_Stated exercise_:
Write out the listing in full, matching it word for word.

(Stored entries)
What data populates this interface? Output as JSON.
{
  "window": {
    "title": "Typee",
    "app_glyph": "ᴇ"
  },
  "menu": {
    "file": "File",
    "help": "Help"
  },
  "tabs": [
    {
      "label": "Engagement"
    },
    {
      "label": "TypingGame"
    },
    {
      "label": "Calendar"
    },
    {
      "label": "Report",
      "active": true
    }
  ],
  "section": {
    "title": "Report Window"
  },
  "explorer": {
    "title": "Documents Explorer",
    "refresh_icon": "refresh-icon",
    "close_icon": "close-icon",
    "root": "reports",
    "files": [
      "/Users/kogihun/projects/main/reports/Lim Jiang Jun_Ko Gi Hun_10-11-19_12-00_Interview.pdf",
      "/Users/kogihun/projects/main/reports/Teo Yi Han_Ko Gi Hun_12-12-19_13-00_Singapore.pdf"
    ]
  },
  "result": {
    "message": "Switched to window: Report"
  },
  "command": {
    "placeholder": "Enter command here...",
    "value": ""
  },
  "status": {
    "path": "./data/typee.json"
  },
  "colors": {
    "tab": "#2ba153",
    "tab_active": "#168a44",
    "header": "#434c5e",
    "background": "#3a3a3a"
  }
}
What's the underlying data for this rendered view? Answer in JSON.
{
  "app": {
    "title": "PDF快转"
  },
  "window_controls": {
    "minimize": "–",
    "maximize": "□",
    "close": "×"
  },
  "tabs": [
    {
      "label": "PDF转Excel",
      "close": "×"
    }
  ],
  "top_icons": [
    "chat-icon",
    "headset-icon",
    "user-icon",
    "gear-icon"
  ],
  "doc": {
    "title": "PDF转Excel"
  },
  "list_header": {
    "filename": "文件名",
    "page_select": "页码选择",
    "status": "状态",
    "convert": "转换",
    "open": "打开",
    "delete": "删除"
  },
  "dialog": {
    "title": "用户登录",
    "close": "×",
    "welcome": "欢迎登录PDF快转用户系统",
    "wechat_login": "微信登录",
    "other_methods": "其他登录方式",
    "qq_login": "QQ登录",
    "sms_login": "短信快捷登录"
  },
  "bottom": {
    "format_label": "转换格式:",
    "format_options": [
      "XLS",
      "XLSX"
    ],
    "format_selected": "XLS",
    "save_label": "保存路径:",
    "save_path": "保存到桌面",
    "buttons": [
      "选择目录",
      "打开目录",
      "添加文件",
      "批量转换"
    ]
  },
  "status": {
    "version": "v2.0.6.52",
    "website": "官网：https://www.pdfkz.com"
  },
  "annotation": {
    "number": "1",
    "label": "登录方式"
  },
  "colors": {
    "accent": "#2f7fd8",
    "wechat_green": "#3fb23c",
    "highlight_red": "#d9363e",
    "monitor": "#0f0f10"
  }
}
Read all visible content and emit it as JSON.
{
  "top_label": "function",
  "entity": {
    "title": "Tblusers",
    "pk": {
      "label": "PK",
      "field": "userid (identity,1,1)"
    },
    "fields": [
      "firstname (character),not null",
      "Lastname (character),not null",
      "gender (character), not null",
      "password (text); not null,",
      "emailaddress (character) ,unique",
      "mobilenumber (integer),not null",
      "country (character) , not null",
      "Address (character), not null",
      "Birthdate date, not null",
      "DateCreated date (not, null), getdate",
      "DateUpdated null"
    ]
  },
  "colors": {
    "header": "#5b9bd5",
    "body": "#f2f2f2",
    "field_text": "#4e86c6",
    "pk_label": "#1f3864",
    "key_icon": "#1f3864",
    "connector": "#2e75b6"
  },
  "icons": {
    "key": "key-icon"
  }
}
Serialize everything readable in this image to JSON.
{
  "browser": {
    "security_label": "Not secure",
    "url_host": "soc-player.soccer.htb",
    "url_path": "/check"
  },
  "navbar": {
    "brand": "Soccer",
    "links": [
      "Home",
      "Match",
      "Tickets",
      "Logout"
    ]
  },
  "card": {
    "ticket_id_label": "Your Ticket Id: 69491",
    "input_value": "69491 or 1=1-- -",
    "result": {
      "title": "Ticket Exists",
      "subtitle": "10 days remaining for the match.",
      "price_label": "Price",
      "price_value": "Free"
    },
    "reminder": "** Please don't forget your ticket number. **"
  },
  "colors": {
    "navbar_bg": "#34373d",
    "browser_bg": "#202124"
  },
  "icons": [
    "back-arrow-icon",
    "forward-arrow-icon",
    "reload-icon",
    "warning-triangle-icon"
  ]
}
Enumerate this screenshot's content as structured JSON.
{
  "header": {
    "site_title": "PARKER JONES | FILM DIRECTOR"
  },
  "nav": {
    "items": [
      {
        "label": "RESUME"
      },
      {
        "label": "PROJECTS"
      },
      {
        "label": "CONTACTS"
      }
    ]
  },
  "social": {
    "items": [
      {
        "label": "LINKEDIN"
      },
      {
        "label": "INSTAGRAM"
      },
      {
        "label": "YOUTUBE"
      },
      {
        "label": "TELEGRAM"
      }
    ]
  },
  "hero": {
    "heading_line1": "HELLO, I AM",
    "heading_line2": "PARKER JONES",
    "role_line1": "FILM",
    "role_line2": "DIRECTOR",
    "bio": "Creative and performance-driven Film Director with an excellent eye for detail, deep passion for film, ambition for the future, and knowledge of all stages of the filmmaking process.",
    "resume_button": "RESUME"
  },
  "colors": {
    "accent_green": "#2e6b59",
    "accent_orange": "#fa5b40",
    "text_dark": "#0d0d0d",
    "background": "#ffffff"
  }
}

_Reply to the task_:
What data populates this interface? Output as JSON.
{
  "window": {
    "title": "Typee",
    "app_glyph": "ᴇ"
  },
  "menu": {
    "file": "File",
    "help": "Help"
  },
  "tabs": [
    {
      "label": "Engagement"
    },
    {
      "label": "TypingGame"
    },
    {
      "label": "Calendar"
    },
    {
      "label": "Report",
      "active": true
    }
  ],
  "section": {
    "title": "Report Window"
  },
  "explorer": {
    "title": "Documents Explorer",
    "refresh_icon": "refresh-icon",
    "close_icon": "close-icon",
    "root": "reports",
    "files": [
      "/Users/kogihun/projects/main/reports/Lim Jiang Jun_Ko Gi Hun_10-11-19_12-00_Interview.pdf",
      "/Users/kogihun/projects/main/reports/Teo Yi Han_Ko Gi Hun_12-12-19_13-00_Singapore.pdf"
    ]
  },
  "result": {
    "message": "Switched to window: Report"
  },
  "command": {
    "placeholder": "Enter command here...",
    "value": ""
  },
  "status": {
    "path": "./data/typee.json"
  },
  "colors": {
    "tab": "#2ba153",
    "tab_active": "#168a44",
    "header": "#434c5e",
    "background": "#3a3a3a"
  }
}
What's the underlying data for this rendered view? Answer in JSON.
{
  "app": {
    "title": "PDF快转"
  },
  "window_controls": {
    "minimize": "–",
    "maximize": "□",
    "close": "×"
  },
  "tabs": [
    {
      "label": "PDF转Excel",
      "close": "×"
    }
  ],
  "top_icons": [
    "chat-icon",
    "headset-icon",
    "user-icon",
    "gear-icon"
  ],
  "doc": {
    "title": "PDF转Excel"
  },
  "list_header": {
    "filename": "文件名",
    "page_select": "页码选择",
    "status": "状态",
    "convert": "转换",
    "open": "打开",
    "delete": "删除"
  },
  "dialog": {
    "title": "用户登录",
    "close": "×",
    "welcome": "欢迎登录PDF快转用户系统",
    "wechat_login": "微信登录",
    "other_methods": "其他登录方式",
    "qq_login": "QQ登录",
    "sms_login": "短信快捷登录"
  },
  "bottom": {
    "format_label": "转换格式:",
    "format_options": [
      "XLS",
      "XLSX"
    ],
    "format_selected": "XLS",
    "save_label": "保存路径:",
    "save_path": "保存到桌面",
    "buttons": [
      "选择目录",
      "打开目录",
      "添加文件",
      "批量转换"
    ]
  },
  "status": {
    "version": "v2.0.6.52",
    "website": "官网：https://www.pdfkz.com"
  },
  "annotation": {
    "number": "1",
    "label": "登录方式"
  },
  "colors": {
    "accent": "#2f7fd8",
    "wechat_green": "#3fb23c",
    "highlight_red": "#d9363e",
    "monitor": "#0f0f10"
  }
}
Read all visible content and emit it as JSON.
{
  "top_label": "function",
  "entity": {
    "title": "Tblusers",
    "pk": {
      "label": "PK",
      "field": "userid (identity,1,1)"
    },
    "fields": [
      "firstname (character),not null",
      "Lastname (character),not null",
      "gender (character), not null",
      "password (text); not null,",
      "emailaddress (character) ,unique",
      "mobilenumber (integer),not null",
      "country (character) , not null",
      "Address (character), not null",
      "Birthdate date, not null",
      "DateCreated date (not, null), getdate",
      "DateUpdated null"
    ]
  },
  "colors": {
    "header": "#5b9bd5",
    "body": "#f2f2f2",
    "field_text": "#4e86c6",
    "pk_label": "#1f3864",
    "key_icon": "#1f3864",
    "connector": "#2e75b6"
  },
  "icons": {
    "key": "key-icon"
  }
}
Serialize everything readable in this image to JSON.
{
  "browser": {
    "security_label": "Not secure",
    "url_host": "soc-player.soccer.htb",
    "url_path": "/check"
  },
  "navbar": {
    "brand": "Soccer",
    "links": [
      "Home",
      "Match",
      "Tickets",
      "Logout"
    ]
  },
  "card": {
    "ticket_id_label": "Your Ticket Id: 69491",
    "input_value": "69491 or 1=1-- -",
    "result": {
      "title": "Ticket Exists",
      "subtitle": "10 days remaining for the match.",
      "price_label": "Price",
      "price_value": "Free"
    },
    "reminder": "** Please don't forget your ticket number. **"
  },
  "colors": {
    "navbar_bg": "#34373d",
    "browser_bg": "#202124"
  },
  "icons": [
    "back-arrow-icon",
    "forward-arrow-icon",
    "reload-icon",
    "warning-triangle-icon"
  ]
}
Enumerate this screenshot's content as structured JSON.
{
  "header": {
    "site_title": "PARKER JONES | FILM DIRECTOR"
  },
  "nav": {
    "items": [
      {
        "label": "RESUME"
      },
      {
        "label": "PROJECTS"
      },
      {
        "label": "CONTACTS"
      }
    ]
  },
  "social": {
    "items": [
      {
        "label": "LINKEDIN"
      },
      {
        "label": "INSTAGRAM"
      },
      {
        "label": "YOUTUBE"
      },
      {
        "label": "TELEGRAM"
      }
    ]
  },
  "hero": {
    "heading_line1": "HELLO, I AM",
    "heading_line2": "PARKER JONES",
    "role_line1": "FILM",
    "role_line2": "DIRECTOR",
    "bio": "Creative and performance-driven Film Director with an excellent eye for detail, deep passion for film, ambition for the future, and knowledge of all stages of the filmmaking process.",
    "resume_button": "RESUME"
  },
  "colors": {
    "accent_green": "#2e6b59",
    "accent_orange": "#fa5b40",
    "text_dark": "#0d0d0d",
    "background": "#ffffff"
  }
}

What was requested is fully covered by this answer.